Aim of the exercise: Restate all of the entries exactly, dropping any pictures they hold.

======== Entries ========

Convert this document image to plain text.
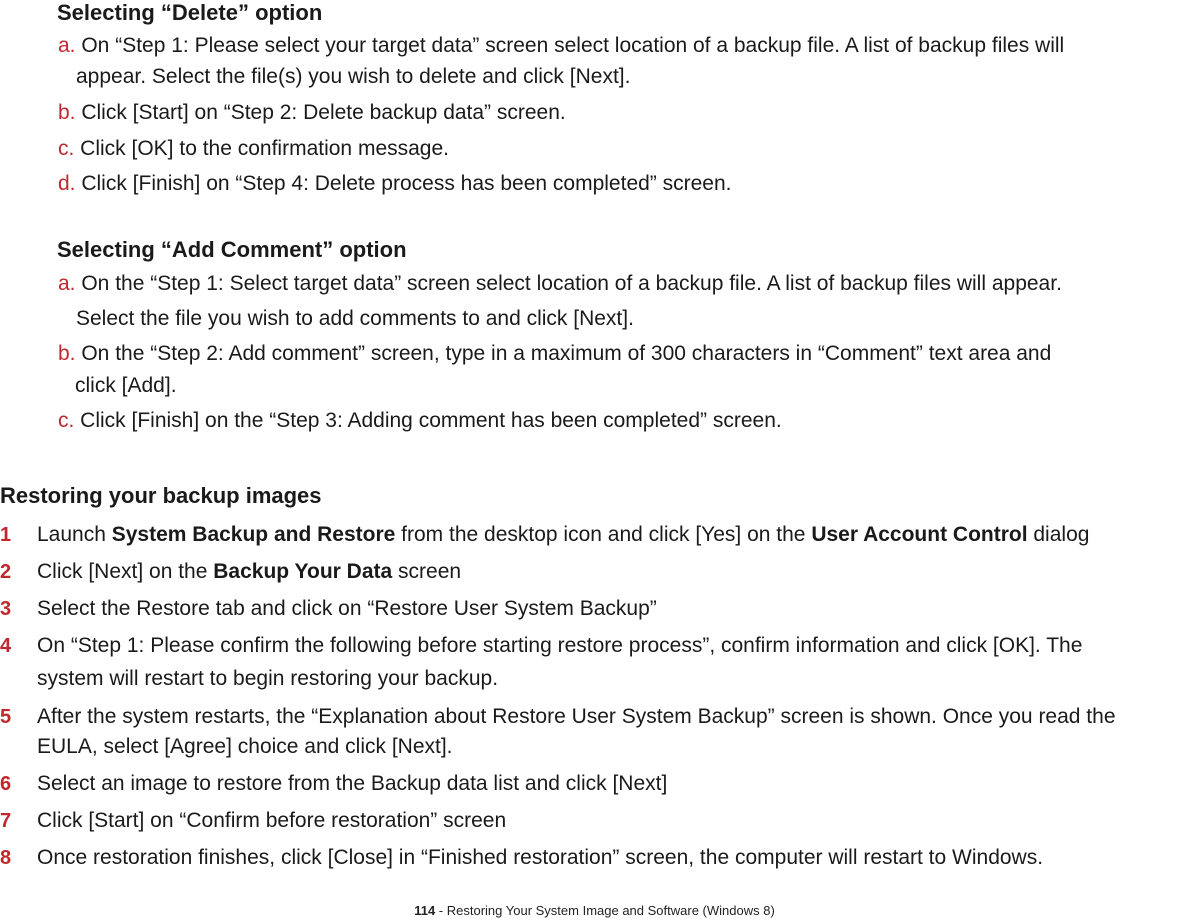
Selecting “Delete” option
a. On “Step 1: Please select your target data” screen select location of a backup file. A list of backup files will
appear. Select the file(s) you wish to delete and click [Next].
b. Click [Start] on “Step 2: Delete backup data” screen.
c. Click [OK] to the confirmation message.
d. Click [Finish] on “Step 4: Delete process has been completed” screen.
Selecting “Add Comment” option
a. On the “Step 1: Select target data” screen select location of a backup file. A list of backup files will appear.
Select the file you wish to add comments to and click [Next].
b. On the “Step 2: Add comment” screen, type in a maximum of 300 characters in “Comment” text area and
click [Add].
c. Click [Finish] on the “Step 3: Adding comment has been completed” screen.
Restoring your backup images
1	Launch System Backup and Restore from the desktop icon and click [Yes] on the User Account Control dialog
2	Click [Next] on the Backup Your Data screen
3	Select the Restore tab and click on “Restore User System Backup”
4	On “Step 1: Please confirm the following before starting restore process”, confirm information and click [OK]. The
system will restart to begin restoring your backup.
5	After the system restarts, the “Explanation about Restore User System Backup” screen is shown. Once you read the
EULA, select [Agree] choice and click [Next].
6	Select an image to restore from the Backup data list and click [Next]
7	Click [Start] on “Confirm before restoration” screen
8	Once restoration finishes, click [Close] in “Finished restoration” screen, the computer will restart to Windows.
114 - Restoring Your System Image and Software (Windows 8)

========

Result for this exercise:
Convert this document image to plain text.
Selecting “Delete” option
a. On “Step 1: Please select your target data” screen select location of a backup file. A list of backup files will
appear. Select the file(s) you wish to delete and click [Next].
b. Click [Start] on “Step 2: Delete backup data” screen.
c. Click [OK] to the confirmation message.
d. Click [Finish] on “Step 4: Delete process has been completed” screen.
Selecting “Add Comment” option
a. On the “Step 1: Select target data” screen select location of a backup file. A list of backup files will appear.
Select the file you wish to add comments to and click [Next].
b. On the “Step 2: Add comment” screen, type in a maximum of 300 characters in “Comment” text area and
click [Add].
c. Click [Finish] on the “Step 3: Adding comment has been completed” screen.
Restoring your backup images
1	Launch System Backup and Restore from the desktop icon and click [Yes] on the User Account Control dialog
2	Click [Next] on the Backup Your Data screen
3	Select the Restore tab and click on “Restore User System Backup”
4	On “Step 1: Please confirm the following before starting restore process”, confirm information and click [OK]. The
system will restart to begin restoring your backup.
5	After the system restarts, the “Explanation about Restore User System Backup” screen is shown. Once you read the
EULA, select [Agree] choice and click [Next].
6	Select an image to restore from the Backup data list and click [Next]
7	Click [Start] on “Confirm before restoration” screen
8	Once restoration finishes, click [Close] in “Finished restoration” screen, the computer will restart to Windows.
114 - Restoring Your System Image and Software (Windows 8)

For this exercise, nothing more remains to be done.